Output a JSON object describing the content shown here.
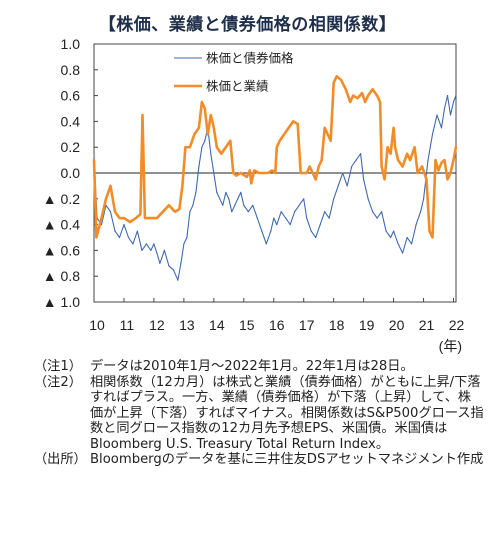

--

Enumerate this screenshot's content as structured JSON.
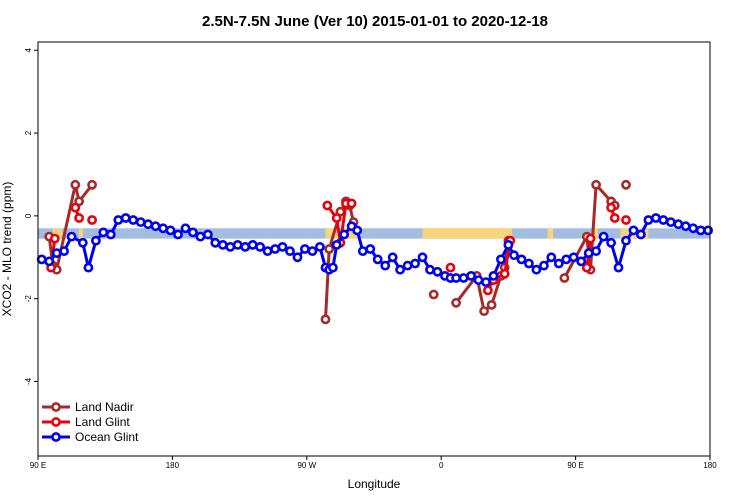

==

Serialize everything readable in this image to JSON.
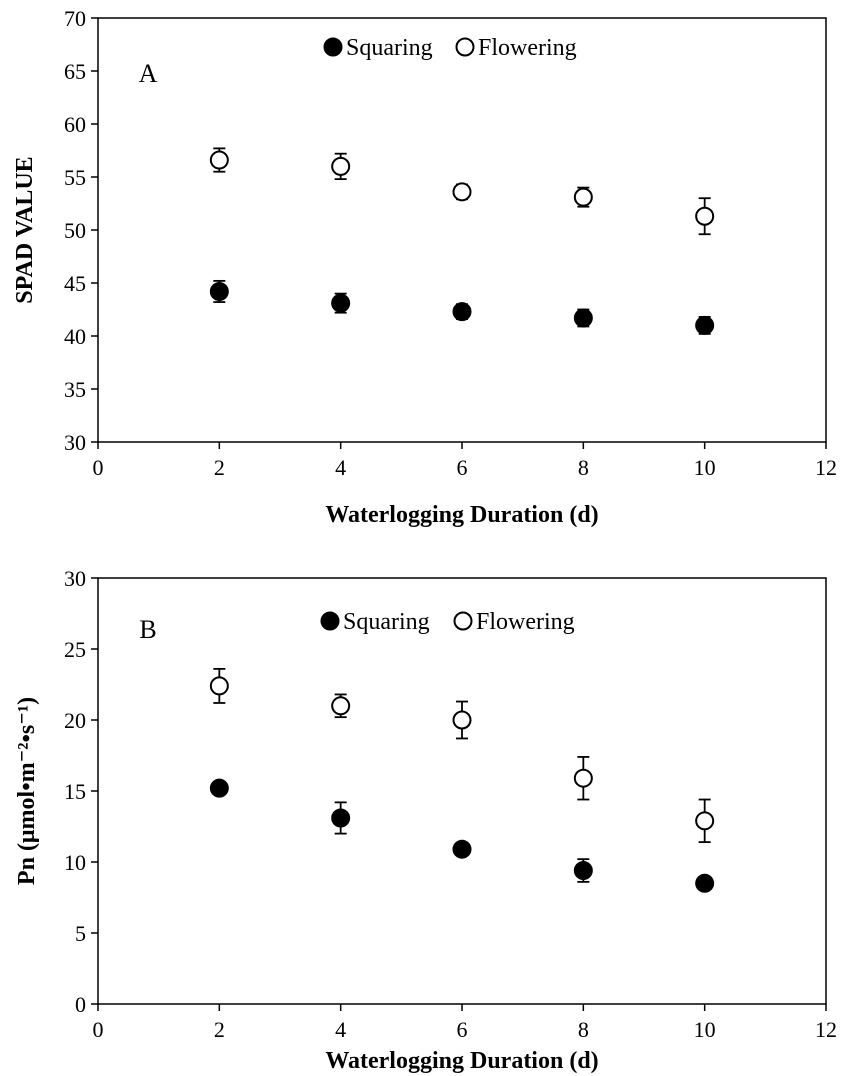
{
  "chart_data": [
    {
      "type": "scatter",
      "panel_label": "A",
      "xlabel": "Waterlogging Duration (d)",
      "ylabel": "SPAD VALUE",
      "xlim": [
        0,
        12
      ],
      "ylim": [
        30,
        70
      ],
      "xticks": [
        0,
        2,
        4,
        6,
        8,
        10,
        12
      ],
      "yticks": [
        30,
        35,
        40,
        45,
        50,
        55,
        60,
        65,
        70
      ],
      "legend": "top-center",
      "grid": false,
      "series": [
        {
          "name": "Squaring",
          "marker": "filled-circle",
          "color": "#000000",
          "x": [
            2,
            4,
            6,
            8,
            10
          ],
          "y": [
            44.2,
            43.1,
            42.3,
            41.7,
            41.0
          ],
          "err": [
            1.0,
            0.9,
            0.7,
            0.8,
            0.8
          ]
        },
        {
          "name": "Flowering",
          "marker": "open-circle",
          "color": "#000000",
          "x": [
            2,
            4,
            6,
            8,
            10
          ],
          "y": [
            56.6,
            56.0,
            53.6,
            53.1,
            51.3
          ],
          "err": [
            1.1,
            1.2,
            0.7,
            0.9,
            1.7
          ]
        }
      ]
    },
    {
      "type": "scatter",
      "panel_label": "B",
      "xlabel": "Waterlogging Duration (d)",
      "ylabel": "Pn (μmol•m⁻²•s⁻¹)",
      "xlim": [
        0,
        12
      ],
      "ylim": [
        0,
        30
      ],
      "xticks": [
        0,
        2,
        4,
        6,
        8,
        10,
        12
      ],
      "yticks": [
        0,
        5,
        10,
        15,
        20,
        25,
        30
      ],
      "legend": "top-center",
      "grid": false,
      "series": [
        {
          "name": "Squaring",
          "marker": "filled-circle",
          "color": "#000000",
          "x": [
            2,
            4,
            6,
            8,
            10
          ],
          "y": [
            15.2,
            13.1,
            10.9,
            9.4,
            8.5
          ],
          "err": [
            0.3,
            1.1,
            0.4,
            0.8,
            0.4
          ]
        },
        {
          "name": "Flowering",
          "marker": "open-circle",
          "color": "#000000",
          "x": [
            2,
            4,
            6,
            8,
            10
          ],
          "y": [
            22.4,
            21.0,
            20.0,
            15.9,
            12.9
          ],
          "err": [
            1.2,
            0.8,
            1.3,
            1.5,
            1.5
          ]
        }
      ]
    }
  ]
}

What the task requires: From the entries above, select each line containing the string "content".

Result of the exercise:
Output a JSON object describing the content shown here.
Enumerate this screenshot's content as structured JSON.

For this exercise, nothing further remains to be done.